start Passage given

Skip to content

perf: replace the url crate with iri-string (-210 KB)#9794

Closed
Boshen wants to merge 2 commits into
mainfrom
perf/replace-url-with-iri-string
Closed

perf: replace the url crate with iri-string (-210 KB)#9794
Boshen wants to merge 2 commits into
mainfrom
perf/replace-url-with-iri-string

Conversation

@Boshen

@Boshen Boshen commented Jun 16, 2026

Copy link
Copy Markdown
Member

Do we need the url crate? No — a 0-dep RFC 3986 parser covers it.

url is pulled in only by rolldown crates, and it drags the entire IDNA/Unicode stack along:

url -> idna -> idna_adapter -> ICU4X (icu_normalizer / icu_properties + *_data + zerovec / yoke / ... — ~21 crates)

That's ~210 KB of the shipped librolldown_binding.node for internationalized-domain-name handling (münchen.de -> punycode) that rolldown never needs — and url has no feature to disable idna.

iri-string is a zero-dependency, RFC 3986/3987 URI parser. It treats the host as opaque text, so it has no IDNA/ICU at all, while still being a real, spec-compliant parser (validation + relative resolution) rather than hand-rolled string slicing.

What we use url for, and the replacement

site usage with iri-string
file_url.rs parse file:// -> path UriStr components (authority/path/query/fragment)

end Passage given

▸ **What is asked**
- 1) In the pull request's table of what url is used for, list the URI components that the replacement reads through UriStr.
- 2) Transcribe the part of the pull request starting with "url -> idna" and going on through "to disable idna.".

start Raw data

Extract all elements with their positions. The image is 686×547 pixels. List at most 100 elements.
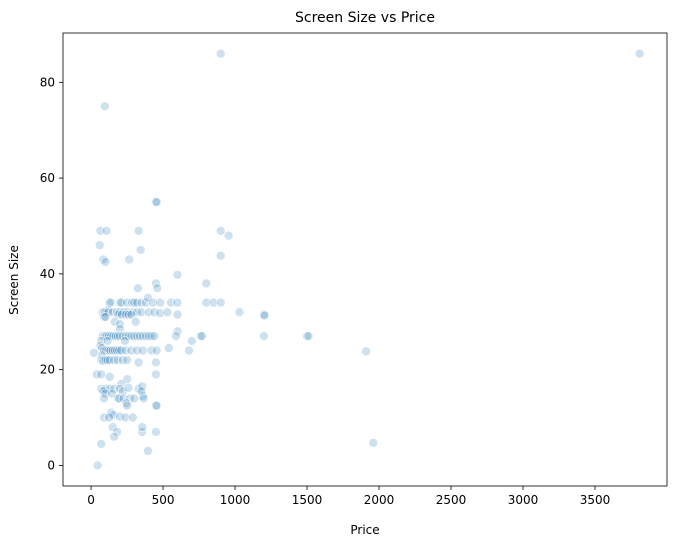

end Raw data

▸ **Expected outputs**
- 1) authority, path, query, fragment

- 2)
url -> idna -> idna_adapter -> ICU4X (icu_normalizer / icu_properties + *_data + zerovec / yoke / ... — ~21 crates)

That's ~210 KB of the shipped librolldown_binding.node for internationalized-domain-name handling (münchen.de -> punycode) that rolldown never needs — and url has no feature to disable idna.